Directions for this task: Extract, verbatim, all lines starting at the one containing "Read this page and output its text content." and ending with the final line of the listing, and no others.
○ ○ ○ ○ ○
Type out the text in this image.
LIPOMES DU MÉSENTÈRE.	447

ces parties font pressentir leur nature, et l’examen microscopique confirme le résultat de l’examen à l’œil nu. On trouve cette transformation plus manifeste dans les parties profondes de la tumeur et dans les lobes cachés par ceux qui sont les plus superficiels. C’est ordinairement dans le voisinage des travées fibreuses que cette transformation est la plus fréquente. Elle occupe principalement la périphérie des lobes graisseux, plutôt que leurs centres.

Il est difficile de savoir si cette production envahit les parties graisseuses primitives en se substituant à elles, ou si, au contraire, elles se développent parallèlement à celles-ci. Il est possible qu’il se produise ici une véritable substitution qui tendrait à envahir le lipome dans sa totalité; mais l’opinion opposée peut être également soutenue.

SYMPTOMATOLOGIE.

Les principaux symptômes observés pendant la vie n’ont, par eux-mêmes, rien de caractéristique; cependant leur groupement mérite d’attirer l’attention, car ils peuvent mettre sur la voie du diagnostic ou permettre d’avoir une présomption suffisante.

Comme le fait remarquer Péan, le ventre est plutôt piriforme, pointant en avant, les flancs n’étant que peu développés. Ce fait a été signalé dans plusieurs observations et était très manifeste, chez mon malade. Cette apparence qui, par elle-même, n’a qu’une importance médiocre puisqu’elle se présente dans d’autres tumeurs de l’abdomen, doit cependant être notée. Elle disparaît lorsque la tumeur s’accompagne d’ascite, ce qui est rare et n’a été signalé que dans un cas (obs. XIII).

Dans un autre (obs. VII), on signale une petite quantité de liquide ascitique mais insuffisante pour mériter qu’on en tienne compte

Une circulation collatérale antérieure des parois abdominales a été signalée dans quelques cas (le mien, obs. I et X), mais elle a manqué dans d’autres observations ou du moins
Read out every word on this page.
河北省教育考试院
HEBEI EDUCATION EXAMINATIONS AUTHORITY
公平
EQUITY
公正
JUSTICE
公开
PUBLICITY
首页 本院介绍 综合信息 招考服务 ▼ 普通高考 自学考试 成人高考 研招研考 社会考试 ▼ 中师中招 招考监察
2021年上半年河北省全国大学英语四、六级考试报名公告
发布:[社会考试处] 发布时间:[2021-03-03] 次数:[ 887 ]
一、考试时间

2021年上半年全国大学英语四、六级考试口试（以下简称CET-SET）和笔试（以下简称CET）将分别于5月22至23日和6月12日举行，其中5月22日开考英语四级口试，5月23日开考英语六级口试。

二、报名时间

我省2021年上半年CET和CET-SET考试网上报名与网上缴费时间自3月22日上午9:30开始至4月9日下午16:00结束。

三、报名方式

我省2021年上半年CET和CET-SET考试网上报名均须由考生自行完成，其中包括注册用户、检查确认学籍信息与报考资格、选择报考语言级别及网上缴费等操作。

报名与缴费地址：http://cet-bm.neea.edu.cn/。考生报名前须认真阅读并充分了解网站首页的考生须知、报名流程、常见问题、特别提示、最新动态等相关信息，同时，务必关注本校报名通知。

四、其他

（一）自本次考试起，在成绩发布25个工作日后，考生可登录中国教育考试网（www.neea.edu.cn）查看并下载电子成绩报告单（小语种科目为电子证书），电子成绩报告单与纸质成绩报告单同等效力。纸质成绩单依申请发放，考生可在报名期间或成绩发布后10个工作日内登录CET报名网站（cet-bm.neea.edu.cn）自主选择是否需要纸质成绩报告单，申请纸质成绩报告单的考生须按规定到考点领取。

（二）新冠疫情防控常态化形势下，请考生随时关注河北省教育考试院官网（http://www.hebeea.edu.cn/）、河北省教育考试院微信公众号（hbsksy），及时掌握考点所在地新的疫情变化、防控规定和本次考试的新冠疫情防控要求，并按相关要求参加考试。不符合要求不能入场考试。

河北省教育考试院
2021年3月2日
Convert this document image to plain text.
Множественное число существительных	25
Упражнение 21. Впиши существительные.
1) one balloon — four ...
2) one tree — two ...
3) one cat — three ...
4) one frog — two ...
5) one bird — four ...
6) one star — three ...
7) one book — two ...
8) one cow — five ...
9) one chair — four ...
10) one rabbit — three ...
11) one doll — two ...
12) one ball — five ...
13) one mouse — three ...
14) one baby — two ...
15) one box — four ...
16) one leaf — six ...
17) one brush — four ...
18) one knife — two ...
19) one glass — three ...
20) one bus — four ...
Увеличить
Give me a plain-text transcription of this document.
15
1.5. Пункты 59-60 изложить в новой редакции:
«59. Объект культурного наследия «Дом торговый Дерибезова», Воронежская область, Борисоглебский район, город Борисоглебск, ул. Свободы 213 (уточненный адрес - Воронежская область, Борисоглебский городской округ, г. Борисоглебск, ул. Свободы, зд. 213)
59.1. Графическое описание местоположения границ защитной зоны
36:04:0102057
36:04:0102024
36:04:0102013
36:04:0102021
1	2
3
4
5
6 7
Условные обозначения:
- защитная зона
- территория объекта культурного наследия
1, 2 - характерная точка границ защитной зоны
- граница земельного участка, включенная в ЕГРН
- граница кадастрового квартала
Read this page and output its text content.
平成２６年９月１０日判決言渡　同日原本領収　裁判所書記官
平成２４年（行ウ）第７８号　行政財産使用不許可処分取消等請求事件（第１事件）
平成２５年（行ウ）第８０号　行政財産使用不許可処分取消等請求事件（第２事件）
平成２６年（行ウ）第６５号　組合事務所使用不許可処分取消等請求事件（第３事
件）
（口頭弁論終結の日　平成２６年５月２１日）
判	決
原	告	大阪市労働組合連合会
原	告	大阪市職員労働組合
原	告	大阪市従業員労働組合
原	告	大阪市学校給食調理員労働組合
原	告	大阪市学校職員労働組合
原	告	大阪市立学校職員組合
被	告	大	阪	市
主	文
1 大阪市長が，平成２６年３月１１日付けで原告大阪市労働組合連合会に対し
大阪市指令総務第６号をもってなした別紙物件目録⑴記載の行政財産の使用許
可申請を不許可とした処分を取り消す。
○ ○ ○ ○ ○
Answer to the problem:
Read this page and output its text content.
平成２６年９月１０日判決言渡　同日原本領収　裁判所書記官
平成２４年（行ウ）第７８号　行政財産使用不許可処分取消等請求事件（第１事件）
平成２５年（行ウ）第８０号　行政財産使用不許可処分取消等請求事件（第２事件）
平成２６年（行ウ）第６５号　組合事務所使用不許可処分取消等請求事件（第３事
件）
（口頭弁論終結の日　平成２６年５月２１日）
判	決
原	告	大阪市労働組合連合会
原	告	大阪市職員労働組合
原	告	大阪市従業員労働組合
原	告	大阪市学校給食調理員労働組合
原	告	大阪市学校職員労働組合
原	告	大阪市立学校職員組合
被	告	大	阪	市
主	文
1 大阪市長が，平成２６年３月１１日付けで原告大阪市労働組合連合会に対し
大阪市指令総務第６号をもってなした別紙物件目録⑴記載の行政財産の使用許
可申請を不許可とした処分を取り消す。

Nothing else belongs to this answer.